───── Materials provided

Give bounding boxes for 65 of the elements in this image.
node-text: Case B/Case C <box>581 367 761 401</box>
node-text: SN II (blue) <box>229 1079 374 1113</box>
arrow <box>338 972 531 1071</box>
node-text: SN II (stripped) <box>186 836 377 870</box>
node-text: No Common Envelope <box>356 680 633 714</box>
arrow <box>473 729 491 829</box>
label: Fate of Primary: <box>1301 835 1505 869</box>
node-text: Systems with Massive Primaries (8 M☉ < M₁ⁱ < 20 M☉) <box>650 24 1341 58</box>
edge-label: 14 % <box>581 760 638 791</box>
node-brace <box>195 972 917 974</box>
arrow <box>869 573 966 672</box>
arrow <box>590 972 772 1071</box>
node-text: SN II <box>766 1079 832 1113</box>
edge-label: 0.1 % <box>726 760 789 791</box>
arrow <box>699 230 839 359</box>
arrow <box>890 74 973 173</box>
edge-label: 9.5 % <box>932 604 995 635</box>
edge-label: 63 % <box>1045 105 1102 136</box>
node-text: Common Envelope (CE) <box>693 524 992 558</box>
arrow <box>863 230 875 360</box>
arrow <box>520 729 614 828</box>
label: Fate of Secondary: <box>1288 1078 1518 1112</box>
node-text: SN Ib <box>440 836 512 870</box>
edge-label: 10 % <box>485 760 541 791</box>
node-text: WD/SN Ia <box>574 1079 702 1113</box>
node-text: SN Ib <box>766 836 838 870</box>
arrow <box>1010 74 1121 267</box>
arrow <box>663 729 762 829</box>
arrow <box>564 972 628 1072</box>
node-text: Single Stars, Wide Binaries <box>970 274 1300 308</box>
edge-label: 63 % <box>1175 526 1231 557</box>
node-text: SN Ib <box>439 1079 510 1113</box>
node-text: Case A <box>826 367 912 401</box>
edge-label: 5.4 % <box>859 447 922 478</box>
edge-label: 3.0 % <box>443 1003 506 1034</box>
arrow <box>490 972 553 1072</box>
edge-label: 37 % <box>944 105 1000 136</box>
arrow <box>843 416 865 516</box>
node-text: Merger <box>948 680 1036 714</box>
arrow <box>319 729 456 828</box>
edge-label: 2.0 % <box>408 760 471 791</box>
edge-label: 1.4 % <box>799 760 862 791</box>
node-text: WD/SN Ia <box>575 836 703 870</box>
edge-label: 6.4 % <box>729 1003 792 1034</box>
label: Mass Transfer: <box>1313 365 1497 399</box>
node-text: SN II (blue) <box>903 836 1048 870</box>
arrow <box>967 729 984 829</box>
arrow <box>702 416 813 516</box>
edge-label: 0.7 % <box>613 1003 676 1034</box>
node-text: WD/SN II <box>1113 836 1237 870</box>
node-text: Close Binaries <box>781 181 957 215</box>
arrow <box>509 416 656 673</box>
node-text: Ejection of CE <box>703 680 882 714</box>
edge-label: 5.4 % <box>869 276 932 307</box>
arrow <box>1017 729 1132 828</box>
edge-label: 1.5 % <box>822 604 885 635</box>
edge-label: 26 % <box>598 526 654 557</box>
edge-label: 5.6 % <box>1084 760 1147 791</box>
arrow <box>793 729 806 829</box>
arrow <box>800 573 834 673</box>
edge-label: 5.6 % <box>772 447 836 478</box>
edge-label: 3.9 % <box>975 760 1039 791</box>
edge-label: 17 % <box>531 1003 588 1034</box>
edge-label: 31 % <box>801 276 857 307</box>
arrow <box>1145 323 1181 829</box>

──────────

Directions for this task:
Copy the entire listing above verbatim, line by line, changing nothing.

Solution to the problem:
Give bounding boxes for 65 of the elements in this image.
node-text: Case B/Case C <box>581 367 761 401</box>
node-text: SN II (blue) <box>229 1079 374 1113</box>
arrow <box>338 972 531 1071</box>
node-text: SN II (stripped) <box>186 836 377 870</box>
node-text: No Common Envelope <box>356 680 633 714</box>
arrow <box>473 729 491 829</box>
label: Fate of Primary: <box>1301 835 1505 869</box>
node-text: Systems with Massive Primaries (8 M☉ < M₁ⁱ < 20 M☉) <box>650 24 1341 58</box>
edge-label: 14 % <box>581 760 638 791</box>
node-brace <box>195 972 917 974</box>
arrow <box>869 573 966 672</box>
arrow <box>590 972 772 1071</box>
node-text: SN II <box>766 1079 832 1113</box>
edge-label: 0.1 % <box>726 760 789 791</box>
arrow <box>699 230 839 359</box>
arrow <box>890 74 973 173</box>
edge-label: 9.5 % <box>932 604 995 635</box>
edge-label: 63 % <box>1045 105 1102 136</box>
node-text: Common Envelope (CE) <box>693 524 992 558</box>
arrow <box>863 230 875 360</box>
arrow <box>520 729 614 828</box>
label: Fate of Secondary: <box>1288 1078 1518 1112</box>
node-text: SN Ib <box>440 836 512 870</box>
edge-label: 10 % <box>485 760 541 791</box>
node-text: WD/SN Ia <box>574 1079 702 1113</box>
node-text: SN Ib <box>766 836 838 870</box>
arrow <box>1010 74 1121 267</box>
arrow <box>663 729 762 829</box>
arrow <box>564 972 628 1072</box>
node-text: Single Stars, Wide Binaries <box>970 274 1300 308</box>
edge-label: 63 % <box>1175 526 1231 557</box>
node-text: SN Ib <box>439 1079 510 1113</box>
node-text: Case A <box>826 367 912 401</box>
edge-label: 5.4 % <box>859 447 922 478</box>
edge-label: 3.0 % <box>443 1003 506 1034</box>
arrow <box>490 972 553 1072</box>
edge-label: 37 % <box>944 105 1000 136</box>
arrow <box>843 416 865 516</box>
node-text: Merger <box>948 680 1036 714</box>
arrow <box>319 729 456 828</box>
edge-label: 2.0 % <box>408 760 471 791</box>
edge-label: 1.4 % <box>799 760 862 791</box>
node-text: WD/SN Ia <box>575 836 703 870</box>
edge-label: 6.4 % <box>729 1003 792 1034</box>
label: Mass Transfer: <box>1313 365 1497 399</box>
node-text: SN II (blue) <box>903 836 1048 870</box>
arrow <box>967 729 984 829</box>
arrow <box>702 416 813 516</box>
edge-label: 0.7 % <box>613 1003 676 1034</box>
node-text: WD/SN II <box>1113 836 1237 870</box>
node-text: Close Binaries <box>781 181 957 215</box>
arrow <box>509 416 656 673</box>
node-text: Ejection of CE <box>703 680 882 714</box>
edge-label: 5.4 % <box>869 276 932 307</box>
arrow <box>1017 729 1132 828</box>
edge-label: 1.5 % <box>822 604 885 635</box>
edge-label: 26 % <box>598 526 654 557</box>
edge-label: 5.6 % <box>1084 760 1147 791</box>
arrow <box>793 729 806 829</box>
arrow <box>800 573 834 673</box>
edge-label: 5.6 % <box>772 447 836 478</box>
edge-label: 3.9 % <box>975 760 1039 791</box>
edge-label: 17 % <box>531 1003 588 1034</box>
edge-label: 31 % <box>801 276 857 307</box>
arrow <box>1145 323 1181 829</box>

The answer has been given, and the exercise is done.